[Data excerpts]
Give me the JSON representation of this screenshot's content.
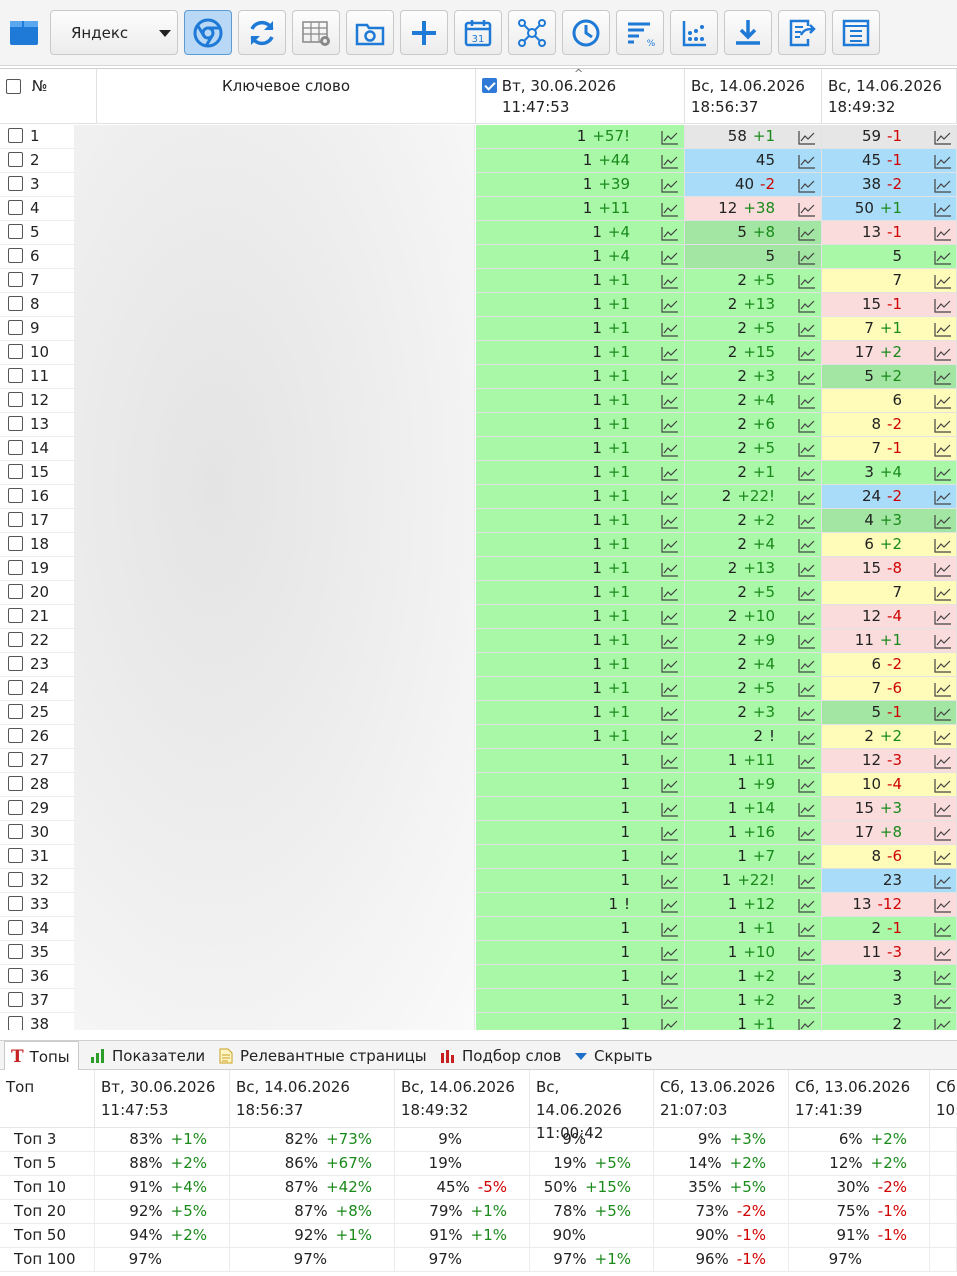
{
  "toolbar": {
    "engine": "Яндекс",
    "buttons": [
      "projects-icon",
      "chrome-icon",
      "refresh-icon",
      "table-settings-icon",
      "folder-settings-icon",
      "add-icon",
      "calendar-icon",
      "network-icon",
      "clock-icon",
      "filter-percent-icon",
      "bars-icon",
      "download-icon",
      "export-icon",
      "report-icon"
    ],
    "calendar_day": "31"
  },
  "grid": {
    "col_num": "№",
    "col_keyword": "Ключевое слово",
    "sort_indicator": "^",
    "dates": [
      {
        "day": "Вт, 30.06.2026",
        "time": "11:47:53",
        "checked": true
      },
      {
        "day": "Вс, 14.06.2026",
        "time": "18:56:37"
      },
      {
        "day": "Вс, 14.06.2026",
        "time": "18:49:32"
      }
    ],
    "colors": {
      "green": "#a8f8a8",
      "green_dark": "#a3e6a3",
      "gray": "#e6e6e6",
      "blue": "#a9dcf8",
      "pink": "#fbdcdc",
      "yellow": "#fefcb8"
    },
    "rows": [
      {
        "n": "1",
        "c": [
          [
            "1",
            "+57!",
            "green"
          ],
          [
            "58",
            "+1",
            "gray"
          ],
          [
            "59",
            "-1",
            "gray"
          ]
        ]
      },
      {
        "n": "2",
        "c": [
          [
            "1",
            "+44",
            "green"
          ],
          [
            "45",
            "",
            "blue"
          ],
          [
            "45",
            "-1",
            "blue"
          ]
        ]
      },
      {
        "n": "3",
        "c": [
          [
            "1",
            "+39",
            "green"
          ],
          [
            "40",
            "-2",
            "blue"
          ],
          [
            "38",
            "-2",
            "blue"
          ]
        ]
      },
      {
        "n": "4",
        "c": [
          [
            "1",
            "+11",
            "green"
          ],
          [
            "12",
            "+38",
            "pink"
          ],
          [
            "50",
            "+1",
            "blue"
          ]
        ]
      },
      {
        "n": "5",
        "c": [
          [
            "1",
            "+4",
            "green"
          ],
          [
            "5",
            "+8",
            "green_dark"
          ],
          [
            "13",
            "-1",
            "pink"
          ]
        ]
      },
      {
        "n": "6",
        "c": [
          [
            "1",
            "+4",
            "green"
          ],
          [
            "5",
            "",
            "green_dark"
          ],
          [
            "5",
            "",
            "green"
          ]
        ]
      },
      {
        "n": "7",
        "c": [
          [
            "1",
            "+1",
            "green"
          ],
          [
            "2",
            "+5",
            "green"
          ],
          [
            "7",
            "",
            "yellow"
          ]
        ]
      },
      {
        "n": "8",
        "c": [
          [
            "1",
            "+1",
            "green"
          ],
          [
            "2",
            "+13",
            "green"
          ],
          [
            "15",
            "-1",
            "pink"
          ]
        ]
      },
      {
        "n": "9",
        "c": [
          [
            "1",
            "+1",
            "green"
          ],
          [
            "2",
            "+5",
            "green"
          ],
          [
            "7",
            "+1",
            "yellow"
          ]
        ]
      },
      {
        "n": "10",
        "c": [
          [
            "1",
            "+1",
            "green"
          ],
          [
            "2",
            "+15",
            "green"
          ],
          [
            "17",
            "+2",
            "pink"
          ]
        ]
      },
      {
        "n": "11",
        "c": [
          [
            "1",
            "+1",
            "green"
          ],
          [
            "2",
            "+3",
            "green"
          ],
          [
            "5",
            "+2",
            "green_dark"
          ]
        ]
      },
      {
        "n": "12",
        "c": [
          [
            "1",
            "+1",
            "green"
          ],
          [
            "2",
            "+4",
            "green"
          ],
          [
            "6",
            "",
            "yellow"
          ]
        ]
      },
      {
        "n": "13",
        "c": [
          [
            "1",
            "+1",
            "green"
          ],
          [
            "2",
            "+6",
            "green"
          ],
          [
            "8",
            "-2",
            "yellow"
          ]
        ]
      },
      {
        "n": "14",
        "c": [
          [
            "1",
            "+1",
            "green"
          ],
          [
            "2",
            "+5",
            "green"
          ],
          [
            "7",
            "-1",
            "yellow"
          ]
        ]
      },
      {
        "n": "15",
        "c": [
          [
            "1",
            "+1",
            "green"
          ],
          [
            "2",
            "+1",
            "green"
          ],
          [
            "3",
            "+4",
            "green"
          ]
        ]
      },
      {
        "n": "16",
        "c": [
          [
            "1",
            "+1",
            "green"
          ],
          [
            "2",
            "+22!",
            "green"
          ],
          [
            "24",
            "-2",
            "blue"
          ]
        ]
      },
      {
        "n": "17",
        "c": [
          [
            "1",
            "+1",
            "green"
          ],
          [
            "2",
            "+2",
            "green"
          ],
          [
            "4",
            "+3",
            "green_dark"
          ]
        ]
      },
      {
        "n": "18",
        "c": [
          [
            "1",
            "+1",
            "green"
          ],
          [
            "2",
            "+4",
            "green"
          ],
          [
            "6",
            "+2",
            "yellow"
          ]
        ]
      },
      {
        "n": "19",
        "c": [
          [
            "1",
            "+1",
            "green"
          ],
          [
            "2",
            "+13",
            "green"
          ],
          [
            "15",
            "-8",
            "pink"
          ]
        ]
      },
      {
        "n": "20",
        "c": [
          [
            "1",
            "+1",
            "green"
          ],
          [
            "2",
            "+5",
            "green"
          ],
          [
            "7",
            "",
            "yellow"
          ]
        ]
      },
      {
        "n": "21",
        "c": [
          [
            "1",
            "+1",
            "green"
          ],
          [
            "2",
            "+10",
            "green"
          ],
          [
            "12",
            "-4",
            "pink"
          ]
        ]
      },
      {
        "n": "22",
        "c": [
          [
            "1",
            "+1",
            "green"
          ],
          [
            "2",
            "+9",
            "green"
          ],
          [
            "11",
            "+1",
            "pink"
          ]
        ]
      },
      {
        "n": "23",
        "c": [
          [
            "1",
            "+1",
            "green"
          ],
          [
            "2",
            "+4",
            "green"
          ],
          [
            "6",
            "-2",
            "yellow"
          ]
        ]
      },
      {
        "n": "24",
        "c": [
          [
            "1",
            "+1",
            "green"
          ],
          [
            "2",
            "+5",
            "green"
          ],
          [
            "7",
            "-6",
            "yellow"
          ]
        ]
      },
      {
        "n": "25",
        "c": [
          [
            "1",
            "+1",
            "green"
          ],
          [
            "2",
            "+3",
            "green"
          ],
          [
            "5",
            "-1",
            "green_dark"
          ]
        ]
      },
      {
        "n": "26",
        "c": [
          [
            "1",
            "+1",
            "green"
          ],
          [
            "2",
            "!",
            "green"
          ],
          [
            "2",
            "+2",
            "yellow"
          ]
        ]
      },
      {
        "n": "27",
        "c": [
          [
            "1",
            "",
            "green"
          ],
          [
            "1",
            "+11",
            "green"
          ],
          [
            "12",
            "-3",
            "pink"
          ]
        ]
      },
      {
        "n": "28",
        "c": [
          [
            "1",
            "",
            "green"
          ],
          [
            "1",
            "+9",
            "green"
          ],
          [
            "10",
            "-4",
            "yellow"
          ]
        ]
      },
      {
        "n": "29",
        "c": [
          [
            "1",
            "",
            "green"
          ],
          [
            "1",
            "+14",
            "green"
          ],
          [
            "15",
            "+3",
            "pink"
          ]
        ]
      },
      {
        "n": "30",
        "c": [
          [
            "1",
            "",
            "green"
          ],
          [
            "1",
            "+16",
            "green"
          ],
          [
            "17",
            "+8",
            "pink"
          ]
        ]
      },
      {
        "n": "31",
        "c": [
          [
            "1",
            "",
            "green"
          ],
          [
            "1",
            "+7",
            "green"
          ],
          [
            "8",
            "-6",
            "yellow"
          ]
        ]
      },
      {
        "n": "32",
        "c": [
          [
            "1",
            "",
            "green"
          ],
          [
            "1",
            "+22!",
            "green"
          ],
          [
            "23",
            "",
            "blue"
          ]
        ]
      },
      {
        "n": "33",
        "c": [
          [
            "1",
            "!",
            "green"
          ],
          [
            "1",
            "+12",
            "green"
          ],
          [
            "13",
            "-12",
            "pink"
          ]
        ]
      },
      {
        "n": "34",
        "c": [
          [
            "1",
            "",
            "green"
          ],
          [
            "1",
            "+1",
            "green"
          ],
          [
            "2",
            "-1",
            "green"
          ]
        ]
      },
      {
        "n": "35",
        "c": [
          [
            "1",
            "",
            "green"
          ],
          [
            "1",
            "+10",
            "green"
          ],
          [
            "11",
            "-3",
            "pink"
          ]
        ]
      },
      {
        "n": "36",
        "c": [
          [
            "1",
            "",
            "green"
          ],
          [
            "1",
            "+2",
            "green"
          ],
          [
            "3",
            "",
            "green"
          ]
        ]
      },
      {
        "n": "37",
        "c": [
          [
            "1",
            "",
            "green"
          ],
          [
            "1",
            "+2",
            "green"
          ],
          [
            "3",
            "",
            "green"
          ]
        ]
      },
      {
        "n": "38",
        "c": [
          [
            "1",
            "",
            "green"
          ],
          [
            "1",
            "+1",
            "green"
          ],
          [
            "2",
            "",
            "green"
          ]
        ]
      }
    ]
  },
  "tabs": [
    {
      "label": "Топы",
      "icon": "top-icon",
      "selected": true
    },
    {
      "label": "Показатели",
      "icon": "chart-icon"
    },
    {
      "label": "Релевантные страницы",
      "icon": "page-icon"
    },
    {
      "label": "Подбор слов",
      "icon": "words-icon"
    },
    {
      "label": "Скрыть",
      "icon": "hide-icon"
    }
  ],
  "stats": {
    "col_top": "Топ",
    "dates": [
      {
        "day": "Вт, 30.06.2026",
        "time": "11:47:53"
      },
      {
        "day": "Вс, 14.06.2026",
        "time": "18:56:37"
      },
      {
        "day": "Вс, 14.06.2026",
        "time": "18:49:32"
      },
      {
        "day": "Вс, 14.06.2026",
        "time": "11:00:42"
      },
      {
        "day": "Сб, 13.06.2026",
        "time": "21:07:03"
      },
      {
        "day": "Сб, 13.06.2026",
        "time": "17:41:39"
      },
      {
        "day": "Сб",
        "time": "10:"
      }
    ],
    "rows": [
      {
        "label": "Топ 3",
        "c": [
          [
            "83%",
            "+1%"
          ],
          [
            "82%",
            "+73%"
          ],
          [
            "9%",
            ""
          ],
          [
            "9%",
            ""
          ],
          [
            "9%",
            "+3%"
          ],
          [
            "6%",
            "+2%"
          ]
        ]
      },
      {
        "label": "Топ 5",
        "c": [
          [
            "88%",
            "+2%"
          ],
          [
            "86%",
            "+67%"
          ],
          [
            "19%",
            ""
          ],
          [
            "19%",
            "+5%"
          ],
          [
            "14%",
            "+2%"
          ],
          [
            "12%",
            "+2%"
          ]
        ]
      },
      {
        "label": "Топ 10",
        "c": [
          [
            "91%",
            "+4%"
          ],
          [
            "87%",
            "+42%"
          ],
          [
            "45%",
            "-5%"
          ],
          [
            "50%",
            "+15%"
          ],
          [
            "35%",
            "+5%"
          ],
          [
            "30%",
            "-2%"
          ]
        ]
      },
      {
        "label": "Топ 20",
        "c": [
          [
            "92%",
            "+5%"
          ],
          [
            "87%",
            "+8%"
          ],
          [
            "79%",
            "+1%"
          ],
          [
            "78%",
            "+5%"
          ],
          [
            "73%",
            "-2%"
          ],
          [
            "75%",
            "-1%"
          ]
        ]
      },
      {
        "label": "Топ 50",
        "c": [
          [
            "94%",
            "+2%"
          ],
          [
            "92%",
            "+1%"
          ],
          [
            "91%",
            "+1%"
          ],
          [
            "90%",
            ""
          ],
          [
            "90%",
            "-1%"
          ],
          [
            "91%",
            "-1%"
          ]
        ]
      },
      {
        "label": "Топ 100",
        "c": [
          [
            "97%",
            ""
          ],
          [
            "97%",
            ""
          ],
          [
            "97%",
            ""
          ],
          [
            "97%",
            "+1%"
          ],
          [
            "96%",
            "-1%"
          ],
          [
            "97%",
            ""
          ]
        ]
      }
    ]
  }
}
---
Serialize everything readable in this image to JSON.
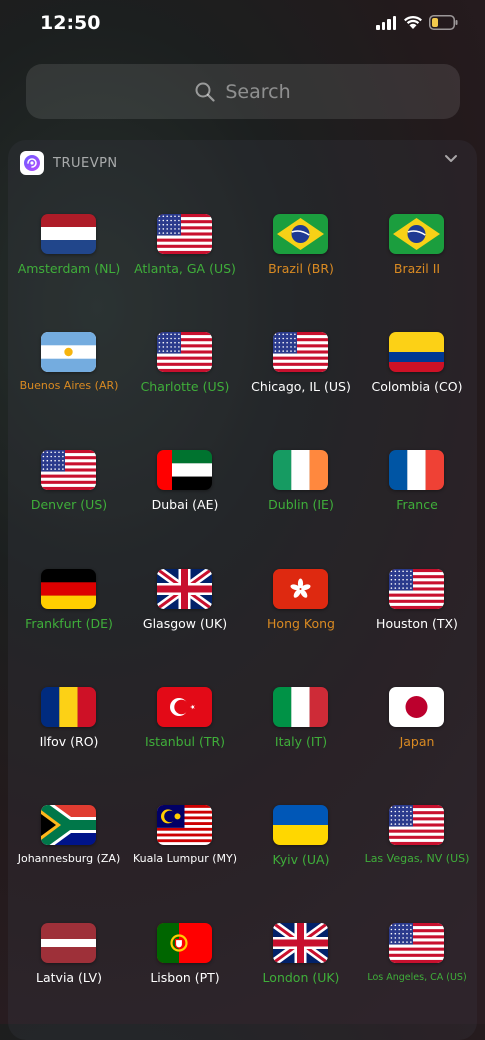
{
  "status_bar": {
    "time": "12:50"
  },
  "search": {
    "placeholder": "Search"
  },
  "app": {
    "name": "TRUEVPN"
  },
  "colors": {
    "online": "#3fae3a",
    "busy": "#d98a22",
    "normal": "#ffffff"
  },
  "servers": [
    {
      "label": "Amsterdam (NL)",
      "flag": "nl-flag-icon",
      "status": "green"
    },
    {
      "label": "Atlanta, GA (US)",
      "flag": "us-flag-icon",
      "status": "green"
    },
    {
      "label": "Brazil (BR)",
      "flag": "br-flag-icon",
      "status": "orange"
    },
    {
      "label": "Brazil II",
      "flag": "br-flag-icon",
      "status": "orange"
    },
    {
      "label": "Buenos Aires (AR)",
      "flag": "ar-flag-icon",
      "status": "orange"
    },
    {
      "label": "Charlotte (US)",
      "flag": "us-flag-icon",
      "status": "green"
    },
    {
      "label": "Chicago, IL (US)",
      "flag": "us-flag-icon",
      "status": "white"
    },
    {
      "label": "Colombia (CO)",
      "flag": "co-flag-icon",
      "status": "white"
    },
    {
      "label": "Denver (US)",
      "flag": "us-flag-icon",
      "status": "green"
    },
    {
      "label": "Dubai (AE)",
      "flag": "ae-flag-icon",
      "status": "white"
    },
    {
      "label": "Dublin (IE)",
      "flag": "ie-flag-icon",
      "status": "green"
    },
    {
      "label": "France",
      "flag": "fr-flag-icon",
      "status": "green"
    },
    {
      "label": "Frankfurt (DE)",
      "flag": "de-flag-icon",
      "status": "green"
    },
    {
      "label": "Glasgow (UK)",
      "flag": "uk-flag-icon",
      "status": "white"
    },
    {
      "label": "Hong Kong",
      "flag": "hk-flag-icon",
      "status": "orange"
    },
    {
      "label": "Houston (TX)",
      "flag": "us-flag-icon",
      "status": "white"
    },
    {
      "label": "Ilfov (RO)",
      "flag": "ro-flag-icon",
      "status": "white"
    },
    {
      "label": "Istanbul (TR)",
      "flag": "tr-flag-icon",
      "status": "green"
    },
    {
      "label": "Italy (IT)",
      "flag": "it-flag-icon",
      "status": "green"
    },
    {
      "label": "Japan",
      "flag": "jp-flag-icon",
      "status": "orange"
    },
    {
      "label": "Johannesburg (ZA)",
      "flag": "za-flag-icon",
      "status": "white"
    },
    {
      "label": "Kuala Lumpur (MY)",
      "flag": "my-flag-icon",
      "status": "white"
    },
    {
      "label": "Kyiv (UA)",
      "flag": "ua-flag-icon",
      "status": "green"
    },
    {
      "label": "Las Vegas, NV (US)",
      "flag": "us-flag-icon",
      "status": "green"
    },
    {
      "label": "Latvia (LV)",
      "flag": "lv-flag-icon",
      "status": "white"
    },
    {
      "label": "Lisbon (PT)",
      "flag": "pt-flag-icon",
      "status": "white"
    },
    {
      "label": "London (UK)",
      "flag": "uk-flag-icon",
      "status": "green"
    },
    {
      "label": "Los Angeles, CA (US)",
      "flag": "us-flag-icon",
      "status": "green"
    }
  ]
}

_Work to do_
Extract every line above containing the word "time".

_The response_
        "time": "11:47:53",
        "time": "18:56:37"
        "time": "18:49:32"
        "time": "11:47:53"
        "time": "18:56:37"
        "time": "18:49:32"
        "time": "11:00:42"
        "time": "21:07:03"
        "time": "17:41:39"
        "time": "10:"
    "time": "12:50"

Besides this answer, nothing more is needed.